++++ PROVIDED RECORDS

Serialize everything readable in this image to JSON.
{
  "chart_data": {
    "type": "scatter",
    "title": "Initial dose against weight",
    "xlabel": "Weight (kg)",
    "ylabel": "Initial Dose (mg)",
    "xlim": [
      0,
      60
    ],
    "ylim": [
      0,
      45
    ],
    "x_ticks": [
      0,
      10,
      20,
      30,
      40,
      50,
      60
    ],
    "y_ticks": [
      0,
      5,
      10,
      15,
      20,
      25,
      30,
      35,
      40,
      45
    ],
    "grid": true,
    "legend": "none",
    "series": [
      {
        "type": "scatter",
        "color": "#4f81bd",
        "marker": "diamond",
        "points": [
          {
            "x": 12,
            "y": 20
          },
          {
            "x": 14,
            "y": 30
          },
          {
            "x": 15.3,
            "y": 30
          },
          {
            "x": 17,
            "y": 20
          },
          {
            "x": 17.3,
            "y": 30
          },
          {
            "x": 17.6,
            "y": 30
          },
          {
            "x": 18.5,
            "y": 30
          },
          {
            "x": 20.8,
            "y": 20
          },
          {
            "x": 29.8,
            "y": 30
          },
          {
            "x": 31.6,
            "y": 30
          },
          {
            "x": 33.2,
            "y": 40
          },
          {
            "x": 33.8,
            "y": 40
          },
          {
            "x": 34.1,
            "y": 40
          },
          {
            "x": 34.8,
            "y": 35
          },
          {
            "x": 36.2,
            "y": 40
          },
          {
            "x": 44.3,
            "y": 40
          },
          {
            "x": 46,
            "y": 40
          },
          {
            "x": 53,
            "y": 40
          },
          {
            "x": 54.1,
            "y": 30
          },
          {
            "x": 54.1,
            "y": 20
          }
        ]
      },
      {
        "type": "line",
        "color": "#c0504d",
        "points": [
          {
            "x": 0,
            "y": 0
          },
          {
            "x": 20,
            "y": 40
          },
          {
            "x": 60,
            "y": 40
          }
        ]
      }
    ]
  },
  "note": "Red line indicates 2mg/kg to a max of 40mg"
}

++++++++

EXERCISE OBJECTIVE. What count of lines in the listing contain the word "type"? Reply with the number only.

RESULT BELOW. 3